Data shown

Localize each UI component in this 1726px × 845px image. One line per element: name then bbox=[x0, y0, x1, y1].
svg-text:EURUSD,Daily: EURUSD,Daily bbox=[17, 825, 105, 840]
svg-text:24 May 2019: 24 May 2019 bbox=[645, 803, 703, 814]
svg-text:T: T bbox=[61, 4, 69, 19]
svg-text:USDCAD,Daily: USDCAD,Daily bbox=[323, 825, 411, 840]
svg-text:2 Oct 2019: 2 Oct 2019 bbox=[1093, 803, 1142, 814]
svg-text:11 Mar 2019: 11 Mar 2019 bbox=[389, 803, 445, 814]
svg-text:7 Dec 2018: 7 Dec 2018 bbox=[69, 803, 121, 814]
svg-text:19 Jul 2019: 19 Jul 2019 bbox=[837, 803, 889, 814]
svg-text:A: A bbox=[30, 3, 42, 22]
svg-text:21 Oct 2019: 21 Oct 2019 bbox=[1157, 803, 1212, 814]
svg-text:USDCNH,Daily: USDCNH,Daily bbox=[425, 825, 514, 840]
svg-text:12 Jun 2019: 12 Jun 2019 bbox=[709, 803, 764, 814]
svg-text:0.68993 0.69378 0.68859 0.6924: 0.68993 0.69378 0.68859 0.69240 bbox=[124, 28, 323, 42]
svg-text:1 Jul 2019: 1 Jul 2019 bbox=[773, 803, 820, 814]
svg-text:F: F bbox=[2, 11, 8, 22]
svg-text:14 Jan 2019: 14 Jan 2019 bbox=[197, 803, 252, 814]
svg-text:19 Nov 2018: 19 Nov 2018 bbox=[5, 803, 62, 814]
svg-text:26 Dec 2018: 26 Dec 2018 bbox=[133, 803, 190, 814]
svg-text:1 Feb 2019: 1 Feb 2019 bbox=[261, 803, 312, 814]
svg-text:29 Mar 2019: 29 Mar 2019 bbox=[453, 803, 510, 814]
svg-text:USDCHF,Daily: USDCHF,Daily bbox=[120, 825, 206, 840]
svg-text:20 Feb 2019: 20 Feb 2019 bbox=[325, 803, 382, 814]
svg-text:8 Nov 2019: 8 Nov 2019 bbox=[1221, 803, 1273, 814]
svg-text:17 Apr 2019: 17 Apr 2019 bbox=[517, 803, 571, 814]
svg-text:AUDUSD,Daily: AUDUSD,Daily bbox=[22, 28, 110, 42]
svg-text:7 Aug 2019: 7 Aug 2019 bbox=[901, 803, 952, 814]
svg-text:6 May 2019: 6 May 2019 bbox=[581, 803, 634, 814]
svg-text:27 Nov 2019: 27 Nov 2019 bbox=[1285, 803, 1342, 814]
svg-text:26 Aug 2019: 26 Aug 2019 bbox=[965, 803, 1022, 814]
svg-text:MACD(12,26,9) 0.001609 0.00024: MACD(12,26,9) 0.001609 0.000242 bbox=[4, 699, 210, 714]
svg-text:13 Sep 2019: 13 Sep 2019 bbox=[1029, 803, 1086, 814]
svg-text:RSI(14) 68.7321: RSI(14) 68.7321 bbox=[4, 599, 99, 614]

Problem to solve
Copy every line of the material above word for word, with no changes.

Solved exercise
Localize each UI component in this 1726px × 845px image. One line per element: name then bbox=[x0, y0, x1, y1].
svg-text:EURUSD,Daily: EURUSD,Daily bbox=[17, 825, 105, 840]
svg-text:24 May 2019: 24 May 2019 bbox=[645, 803, 703, 814]
svg-text:T: T bbox=[61, 4, 69, 19]
svg-text:USDCAD,Daily: USDCAD,Daily bbox=[323, 825, 411, 840]
svg-text:2 Oct 2019: 2 Oct 2019 bbox=[1093, 803, 1142, 814]
svg-text:11 Mar 2019: 11 Mar 2019 bbox=[389, 803, 445, 814]
svg-text:7 Dec 2018: 7 Dec 2018 bbox=[69, 803, 121, 814]
svg-text:19 Jul 2019: 19 Jul 2019 bbox=[837, 803, 889, 814]
svg-text:A: A bbox=[30, 3, 42, 22]
svg-text:21 Oct 2019: 21 Oct 2019 bbox=[1157, 803, 1212, 814]
svg-text:USDCNH,Daily: USDCNH,Daily bbox=[425, 825, 514, 840]
svg-text:12 Jun 2019: 12 Jun 2019 bbox=[709, 803, 764, 814]
svg-text:0.68993 0.69378 0.68859 0.6924: 0.68993 0.69378 0.68859 0.69240 bbox=[124, 28, 323, 42]
svg-text:1 Jul 2019: 1 Jul 2019 bbox=[773, 803, 820, 814]
svg-text:F: F bbox=[2, 11, 8, 22]
svg-text:14 Jan 2019: 14 Jan 2019 bbox=[197, 803, 252, 814]
svg-text:19 Nov 2018: 19 Nov 2018 bbox=[5, 803, 62, 814]
svg-text:26 Dec 2018: 26 Dec 2018 bbox=[133, 803, 190, 814]
svg-text:1 Feb 2019: 1 Feb 2019 bbox=[261, 803, 312, 814]
svg-text:29 Mar 2019: 29 Mar 2019 bbox=[453, 803, 510, 814]
svg-text:USDCHF,Daily: USDCHF,Daily bbox=[120, 825, 206, 840]
svg-text:20 Feb 2019: 20 Feb 2019 bbox=[325, 803, 382, 814]
svg-text:8 Nov 2019: 8 Nov 2019 bbox=[1221, 803, 1273, 814]
svg-text:17 Apr 2019: 17 Apr 2019 bbox=[517, 803, 571, 814]
svg-text:AUDUSD,Daily: AUDUSD,Daily bbox=[22, 28, 110, 42]
svg-text:7 Aug 2019: 7 Aug 2019 bbox=[901, 803, 952, 814]
svg-text:6 May 2019: 6 May 2019 bbox=[581, 803, 634, 814]
svg-text:27 Nov 2019: 27 Nov 2019 bbox=[1285, 803, 1342, 814]
svg-text:26 Aug 2019: 26 Aug 2019 bbox=[965, 803, 1022, 814]
svg-text:MACD(12,26,9) 0.001609 0.00024: MACD(12,26,9) 0.001609 0.000242 bbox=[4, 699, 210, 714]
svg-text:13 Sep 2019: 13 Sep 2019 bbox=[1029, 803, 1086, 814]
svg-text:RSI(14) 68.7321: RSI(14) 68.7321 bbox=[4, 599, 99, 614]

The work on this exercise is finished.